### OBJECTIVE:
Show all lines of the listing that hold the word "中國植髮醫療服務的市場規模".

•••

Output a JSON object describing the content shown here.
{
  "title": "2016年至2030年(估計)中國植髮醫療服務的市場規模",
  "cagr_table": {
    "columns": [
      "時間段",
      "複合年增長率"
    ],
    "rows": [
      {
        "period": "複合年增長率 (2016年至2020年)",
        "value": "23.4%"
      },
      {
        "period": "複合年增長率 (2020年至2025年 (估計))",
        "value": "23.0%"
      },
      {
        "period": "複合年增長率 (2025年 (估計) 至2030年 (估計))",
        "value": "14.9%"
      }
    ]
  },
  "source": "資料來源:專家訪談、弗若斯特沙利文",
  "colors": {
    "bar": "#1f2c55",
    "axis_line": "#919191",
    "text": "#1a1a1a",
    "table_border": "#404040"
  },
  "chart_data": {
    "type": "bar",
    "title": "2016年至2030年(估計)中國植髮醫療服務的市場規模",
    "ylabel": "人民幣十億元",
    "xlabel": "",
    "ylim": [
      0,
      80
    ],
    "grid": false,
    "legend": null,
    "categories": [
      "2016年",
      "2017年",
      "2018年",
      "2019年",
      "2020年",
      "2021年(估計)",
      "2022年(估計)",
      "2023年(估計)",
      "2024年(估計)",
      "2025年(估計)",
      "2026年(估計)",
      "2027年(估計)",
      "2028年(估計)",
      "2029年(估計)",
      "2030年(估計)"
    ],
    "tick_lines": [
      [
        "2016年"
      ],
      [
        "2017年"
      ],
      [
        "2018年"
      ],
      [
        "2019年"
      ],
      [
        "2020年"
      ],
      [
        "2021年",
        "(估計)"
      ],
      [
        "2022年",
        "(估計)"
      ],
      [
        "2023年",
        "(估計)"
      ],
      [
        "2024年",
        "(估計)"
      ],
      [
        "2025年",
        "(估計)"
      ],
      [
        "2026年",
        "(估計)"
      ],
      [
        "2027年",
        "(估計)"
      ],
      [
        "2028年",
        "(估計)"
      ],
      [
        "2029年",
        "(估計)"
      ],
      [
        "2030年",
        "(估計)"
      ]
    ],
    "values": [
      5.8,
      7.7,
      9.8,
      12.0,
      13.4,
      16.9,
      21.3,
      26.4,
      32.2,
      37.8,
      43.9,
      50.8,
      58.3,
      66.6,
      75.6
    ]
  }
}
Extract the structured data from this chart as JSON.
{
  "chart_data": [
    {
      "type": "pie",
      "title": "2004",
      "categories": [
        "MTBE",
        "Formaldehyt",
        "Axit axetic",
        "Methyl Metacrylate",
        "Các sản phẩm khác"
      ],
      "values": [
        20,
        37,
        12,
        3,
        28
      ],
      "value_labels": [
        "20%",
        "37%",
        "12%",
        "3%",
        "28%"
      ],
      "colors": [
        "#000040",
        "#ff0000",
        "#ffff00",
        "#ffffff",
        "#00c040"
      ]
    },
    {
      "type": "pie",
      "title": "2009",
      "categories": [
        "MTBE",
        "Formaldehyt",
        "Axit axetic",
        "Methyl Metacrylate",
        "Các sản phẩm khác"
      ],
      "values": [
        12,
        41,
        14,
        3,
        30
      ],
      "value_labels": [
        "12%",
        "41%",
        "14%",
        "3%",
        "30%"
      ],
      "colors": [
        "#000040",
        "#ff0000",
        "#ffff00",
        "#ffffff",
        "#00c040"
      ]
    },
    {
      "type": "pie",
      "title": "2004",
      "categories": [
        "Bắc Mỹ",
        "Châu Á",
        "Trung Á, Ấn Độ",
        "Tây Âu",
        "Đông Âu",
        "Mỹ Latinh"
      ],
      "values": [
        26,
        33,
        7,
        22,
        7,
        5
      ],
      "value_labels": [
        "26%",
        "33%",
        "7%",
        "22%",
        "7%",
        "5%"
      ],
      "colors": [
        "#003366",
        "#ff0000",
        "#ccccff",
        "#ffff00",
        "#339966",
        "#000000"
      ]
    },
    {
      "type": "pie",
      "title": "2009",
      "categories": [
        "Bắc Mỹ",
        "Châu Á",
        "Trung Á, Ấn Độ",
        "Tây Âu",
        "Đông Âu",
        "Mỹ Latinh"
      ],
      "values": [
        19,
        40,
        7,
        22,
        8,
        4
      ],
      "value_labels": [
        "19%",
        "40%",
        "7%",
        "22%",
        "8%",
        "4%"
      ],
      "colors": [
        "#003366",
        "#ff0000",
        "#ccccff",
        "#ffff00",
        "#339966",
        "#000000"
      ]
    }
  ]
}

•••

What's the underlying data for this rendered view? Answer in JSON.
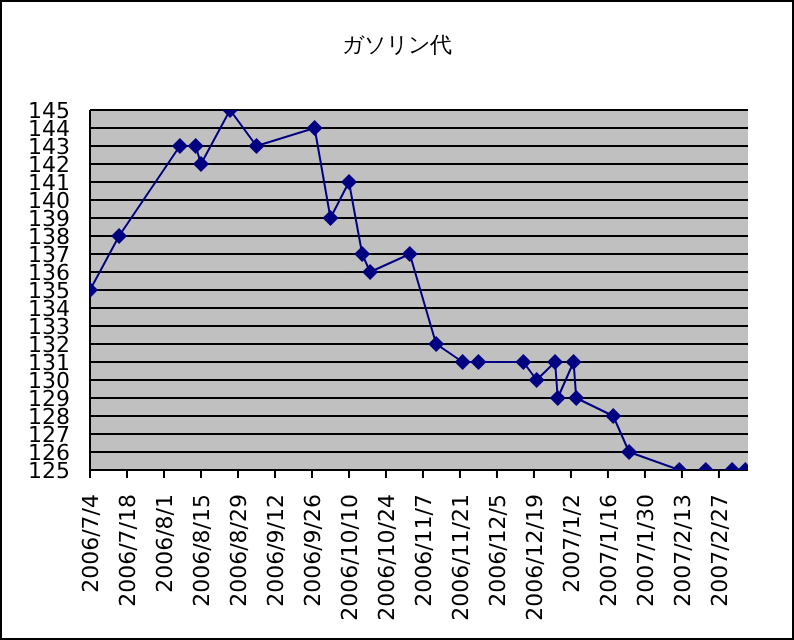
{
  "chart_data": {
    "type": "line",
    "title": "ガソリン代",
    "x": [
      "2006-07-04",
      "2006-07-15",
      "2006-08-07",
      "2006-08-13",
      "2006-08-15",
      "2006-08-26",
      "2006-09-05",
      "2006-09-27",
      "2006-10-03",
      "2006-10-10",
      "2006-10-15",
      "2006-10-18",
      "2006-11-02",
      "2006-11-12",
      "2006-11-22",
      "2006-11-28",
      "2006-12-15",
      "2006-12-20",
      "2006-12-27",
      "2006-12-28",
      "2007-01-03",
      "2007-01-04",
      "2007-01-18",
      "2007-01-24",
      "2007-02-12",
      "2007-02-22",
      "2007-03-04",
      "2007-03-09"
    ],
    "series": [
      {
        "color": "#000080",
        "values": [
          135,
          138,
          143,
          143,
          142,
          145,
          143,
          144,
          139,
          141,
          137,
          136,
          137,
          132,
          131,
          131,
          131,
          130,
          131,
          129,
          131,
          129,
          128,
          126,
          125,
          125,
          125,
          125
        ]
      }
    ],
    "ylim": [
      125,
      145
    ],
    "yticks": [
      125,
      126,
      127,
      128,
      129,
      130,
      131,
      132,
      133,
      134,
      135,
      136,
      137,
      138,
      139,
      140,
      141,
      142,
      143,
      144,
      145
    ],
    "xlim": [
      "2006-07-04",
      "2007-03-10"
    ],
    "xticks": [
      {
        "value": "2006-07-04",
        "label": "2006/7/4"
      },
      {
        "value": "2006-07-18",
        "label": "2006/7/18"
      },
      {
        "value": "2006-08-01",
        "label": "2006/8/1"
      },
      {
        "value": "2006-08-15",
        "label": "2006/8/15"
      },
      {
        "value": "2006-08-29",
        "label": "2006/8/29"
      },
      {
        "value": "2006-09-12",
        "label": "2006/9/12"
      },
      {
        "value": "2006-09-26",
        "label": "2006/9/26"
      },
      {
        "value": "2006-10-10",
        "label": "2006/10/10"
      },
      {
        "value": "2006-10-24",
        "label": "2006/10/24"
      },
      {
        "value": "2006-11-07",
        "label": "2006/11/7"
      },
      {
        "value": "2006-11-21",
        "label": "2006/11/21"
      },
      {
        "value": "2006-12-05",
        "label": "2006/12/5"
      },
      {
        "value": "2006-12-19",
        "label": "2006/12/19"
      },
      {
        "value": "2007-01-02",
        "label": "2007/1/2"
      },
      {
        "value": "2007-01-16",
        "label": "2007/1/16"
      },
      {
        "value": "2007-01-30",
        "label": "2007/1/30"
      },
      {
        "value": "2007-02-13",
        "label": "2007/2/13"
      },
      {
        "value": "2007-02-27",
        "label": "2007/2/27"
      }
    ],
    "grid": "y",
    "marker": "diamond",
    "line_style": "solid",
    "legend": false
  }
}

•••

### EXERCISE RESULT:
  "title": "2016年至2030年(估計)中國植髮醫療服務的市場規模",
    "title": "2016年至2030年(估計)中國植髮醫療服務的市場規模",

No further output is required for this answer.